Problem description: Your task is to transcribe the data in full.

#### Stored records

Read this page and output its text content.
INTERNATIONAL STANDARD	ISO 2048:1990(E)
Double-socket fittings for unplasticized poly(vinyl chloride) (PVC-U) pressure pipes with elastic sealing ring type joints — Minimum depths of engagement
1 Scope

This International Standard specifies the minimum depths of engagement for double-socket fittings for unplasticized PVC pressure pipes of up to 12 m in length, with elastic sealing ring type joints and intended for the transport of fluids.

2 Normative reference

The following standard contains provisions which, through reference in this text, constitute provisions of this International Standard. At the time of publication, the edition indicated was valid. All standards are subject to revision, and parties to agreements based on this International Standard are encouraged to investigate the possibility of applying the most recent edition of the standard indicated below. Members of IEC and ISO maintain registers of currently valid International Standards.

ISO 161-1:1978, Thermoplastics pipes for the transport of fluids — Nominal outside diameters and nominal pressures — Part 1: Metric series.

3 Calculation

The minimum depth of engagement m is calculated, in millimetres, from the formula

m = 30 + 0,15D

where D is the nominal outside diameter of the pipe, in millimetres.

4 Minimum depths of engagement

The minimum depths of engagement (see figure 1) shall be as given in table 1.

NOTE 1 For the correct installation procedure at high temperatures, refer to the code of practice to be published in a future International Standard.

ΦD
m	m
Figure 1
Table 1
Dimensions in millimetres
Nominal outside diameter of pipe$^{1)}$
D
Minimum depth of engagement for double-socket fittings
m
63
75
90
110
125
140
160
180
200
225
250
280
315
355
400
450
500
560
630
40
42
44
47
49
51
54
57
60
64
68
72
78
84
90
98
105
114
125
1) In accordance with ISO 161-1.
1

########

The solution:
Read this page and output its text content.
INTERNATIONAL STANDARD	ISO 2048:1990(E)
Double-socket fittings for unplasticized poly(vinyl chloride) (PVC-U) pressure pipes with elastic sealing ring type joints — Minimum depths of engagement
1 Scope

This International Standard specifies the minimum depths of engagement for double-socket fittings for unplasticized PVC pressure pipes of up to 12 m in length, with elastic sealing ring type joints and intended for the transport of fluids.

2 Normative reference

The following standard contains provisions which, through reference in this text, constitute provisions of this International Standard. At the time of publication, the edition indicated was valid. All standards are subject to revision, and parties to agreements based on this International Standard are encouraged to investigate the possibility of applying the most recent edition of the standard indicated below. Members of IEC and ISO maintain registers of currently valid International Standards.

ISO 161-1:1978, Thermoplastics pipes for the transport of fluids — Nominal outside diameters and nominal pressures — Part 1: Metric series.

3 Calculation

The minimum depth of engagement m is calculated, in millimetres, from the formula

m = 30 + 0,15D

where D is the nominal outside diameter of the pipe, in millimetres.

4 Minimum depths of engagement

The minimum depths of engagement (see figure 1) shall be as given in table 1.

NOTE 1 For the correct installation procedure at high temperatures, refer to the code of practice to be published in a future International Standard.

ΦD
m	m
Figure 1
Table 1
Dimensions in millimetres
Nominal outside diameter of pipe$^{1)}$
D
Minimum depth of engagement for double-socket fittings
m
63
75
90
110
125
140
160
180
200
225
250
280
315
355
400
450
500
560
630
40
42
44
47
49
51
54
57
60
64
68
72
78
84
90
98
105
114
125
1) In accordance with ISO 161-1.
1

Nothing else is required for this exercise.